** Problem requirements **
Type the records out again in full, exactly.

★ ★ ★ ★ ★ ★ ★

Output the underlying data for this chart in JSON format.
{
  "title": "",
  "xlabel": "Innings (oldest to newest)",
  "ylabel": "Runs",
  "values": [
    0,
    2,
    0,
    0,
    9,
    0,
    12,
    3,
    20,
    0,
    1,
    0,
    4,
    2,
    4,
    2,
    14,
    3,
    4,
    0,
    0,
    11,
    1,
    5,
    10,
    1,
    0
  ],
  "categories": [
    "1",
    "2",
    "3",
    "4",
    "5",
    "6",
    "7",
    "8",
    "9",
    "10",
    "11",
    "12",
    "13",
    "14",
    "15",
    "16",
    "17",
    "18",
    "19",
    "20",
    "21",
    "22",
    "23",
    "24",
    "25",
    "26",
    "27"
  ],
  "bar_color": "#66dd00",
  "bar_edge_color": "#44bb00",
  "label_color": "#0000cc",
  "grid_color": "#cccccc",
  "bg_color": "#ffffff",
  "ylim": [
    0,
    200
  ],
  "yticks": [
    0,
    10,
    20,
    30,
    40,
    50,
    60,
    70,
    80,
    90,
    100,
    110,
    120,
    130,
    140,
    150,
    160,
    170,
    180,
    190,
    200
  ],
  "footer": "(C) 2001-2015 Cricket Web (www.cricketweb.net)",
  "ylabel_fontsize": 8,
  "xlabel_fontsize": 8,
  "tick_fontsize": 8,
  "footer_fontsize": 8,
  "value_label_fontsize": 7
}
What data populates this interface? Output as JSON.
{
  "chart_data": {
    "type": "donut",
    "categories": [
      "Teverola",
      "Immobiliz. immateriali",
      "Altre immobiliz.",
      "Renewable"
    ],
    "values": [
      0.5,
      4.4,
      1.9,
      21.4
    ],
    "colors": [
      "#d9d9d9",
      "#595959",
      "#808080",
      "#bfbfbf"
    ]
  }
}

★ ★ ★ ★ ★ ★ ★

** Correct result **
Output the underlying data for this chart in JSON format.
{
  "title": "",
  "xlabel": "Innings (oldest to newest)",
  "ylabel": "Runs",
  "values": [
    0,
    2,
    0,
    0,
    9,
    0,
    12,
    3,
    20,
    0,
    1,
    0,
    4,
    2,
    4,
    2,
    14,
    3,
    4,
    0,
    0,
    11,
    1,
    5,
    10,
    1,
    0
  ],
  "categories": [
    "1",
    "2",
    "3",
    "4",
    "5",
    "6",
    "7",
    "8",
    "9",
    "10",
    "11",
    "12",
    "13",
    "14",
    "15",
    "16",
    "17",
    "18",
    "19",
    "20",
    "21",
    "22",
    "23",
    "24",
    "25",
    "26",
    "27"
  ],
  "bar_color": "#66dd00",
  "bar_edge_color": "#44bb00",
  "label_color": "#0000cc",
  "grid_color": "#cccccc",
  "bg_color": "#ffffff",
  "ylim": [
    0,
    200
  ],
  "yticks": [
    0,
    10,
    20,
    30,
    40,
    50,
    60,
    70,
    80,
    90,
    100,
    110,
    120,
    130,
    140,
    150,
    160,
    170,
    180,
    190,
    200
  ],
  "footer": "(C) 2001-2015 Cricket Web (www.cricketweb.net)",
  "ylabel_fontsize": 8,
  "xlabel_fontsize": 8,
  "tick_fontsize": 8,
  "footer_fontsize": 8,
  "value_label_fontsize": 7
}
What data populates this interface? Output as JSON.
{
  "chart_data": {
    "type": "donut",
    "categories": [
      "Teverola",
      "Immobiliz. immateriali",
      "Altre immobiliz.",
      "Renewable"
    ],
    "values": [
      0.5,
      4.4,
      1.9,
      21.4
    ],
    "colors": [
      "#d9d9d9",
      "#595959",
      "#808080",
      "#bfbfbf"
    ]
  }
}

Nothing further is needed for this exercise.